--- REQUIREMENT ---
Omit the pictures and output every entry below exactly as written.

--- Extracted data entries ---
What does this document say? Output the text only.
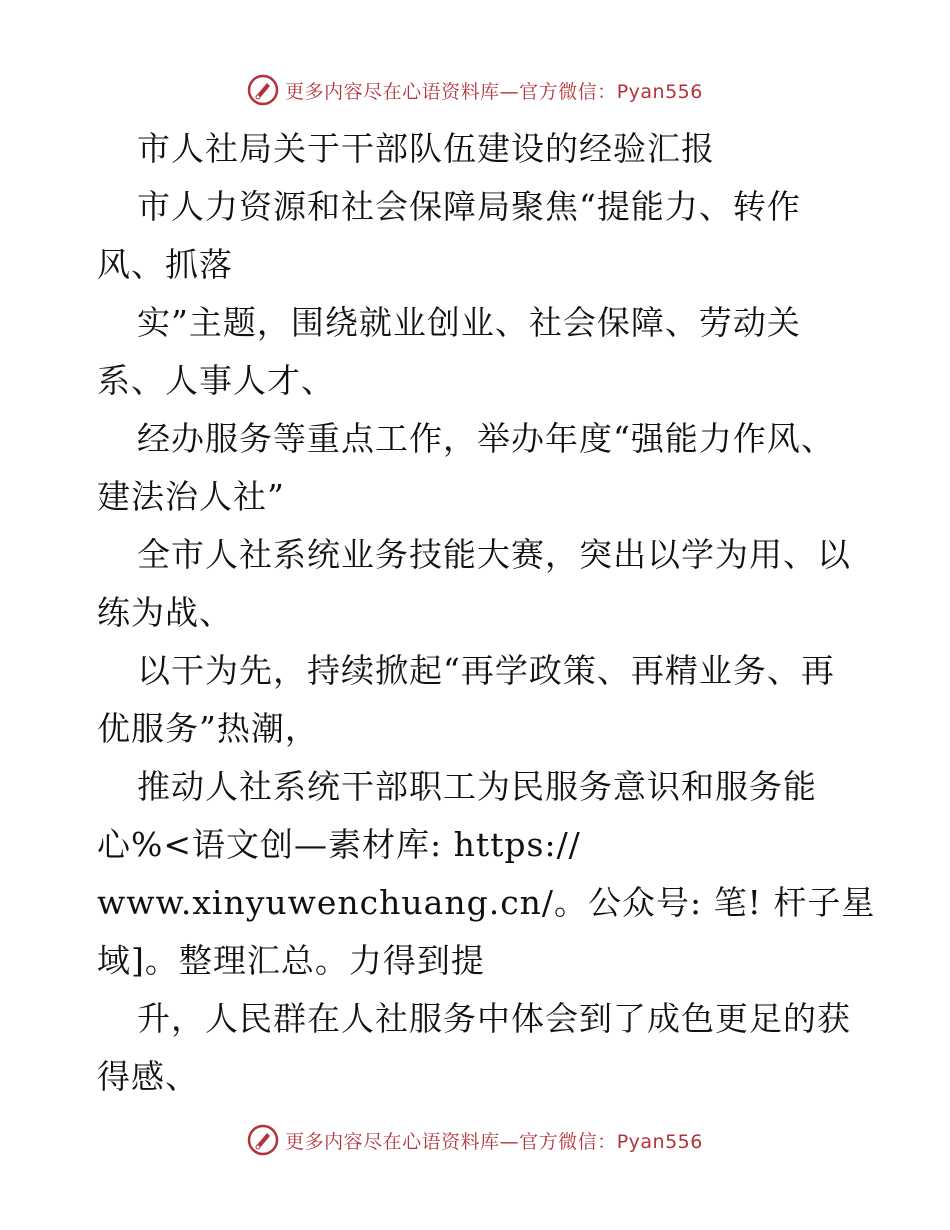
更多内容尽在心语资料库—官方微信：Pyan556
市人社局关于干部队伍建设的经验汇报
市人力资源和社会保障局聚焦“提能力、转作
风、抓落
实”主题，围绕就业创业、社会保障、劳动关
系、人事人才、
经办服务等重点工作，举办年度“强能力作风、
建法治人社”
全市人社系统业务技能大赛，突出以学为用、以
练为战、
以干为先，持续掀起“再学政策、再精业务、再
优服务”热潮，
推动人社系统干部职工为民服务意识和服务能
心%<语文创—素材库: https://
www.xinyuwenchuang.cn/。公众号: 笔! 杆子星
域]。整理汇总。力得到提
升，人民群在人社服务中体会到了成色更足的获
得感、
更多内容尽在心语资料库—官方微信：Pyan556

--- ANSWER TO THIS PROBLEM ---
What does this document say? Output the text only.
更多内容尽在心语资料库—官方微信：Pyan556
市人社局关于干部队伍建设的经验汇报
市人力资源和社会保障局聚焦“提能力、转作
风、抓落
实”主题，围绕就业创业、社会保障、劳动关
系、人事人才、
经办服务等重点工作，举办年度“强能力作风、
建法治人社”
全市人社系统业务技能大赛，突出以学为用、以
练为战、
以干为先，持续掀起“再学政策、再精业务、再
优服务”热潮，
推动人社系统干部职工为民服务意识和服务能
心%<语文创—素材库: https://
www.xinyuwenchuang.cn/。公众号: 笔! 杆子星
域]。整理汇总。力得到提
升，人民群在人社服务中体会到了成色更足的获
得感、
更多内容尽在心语资料库—官方微信：Pyan556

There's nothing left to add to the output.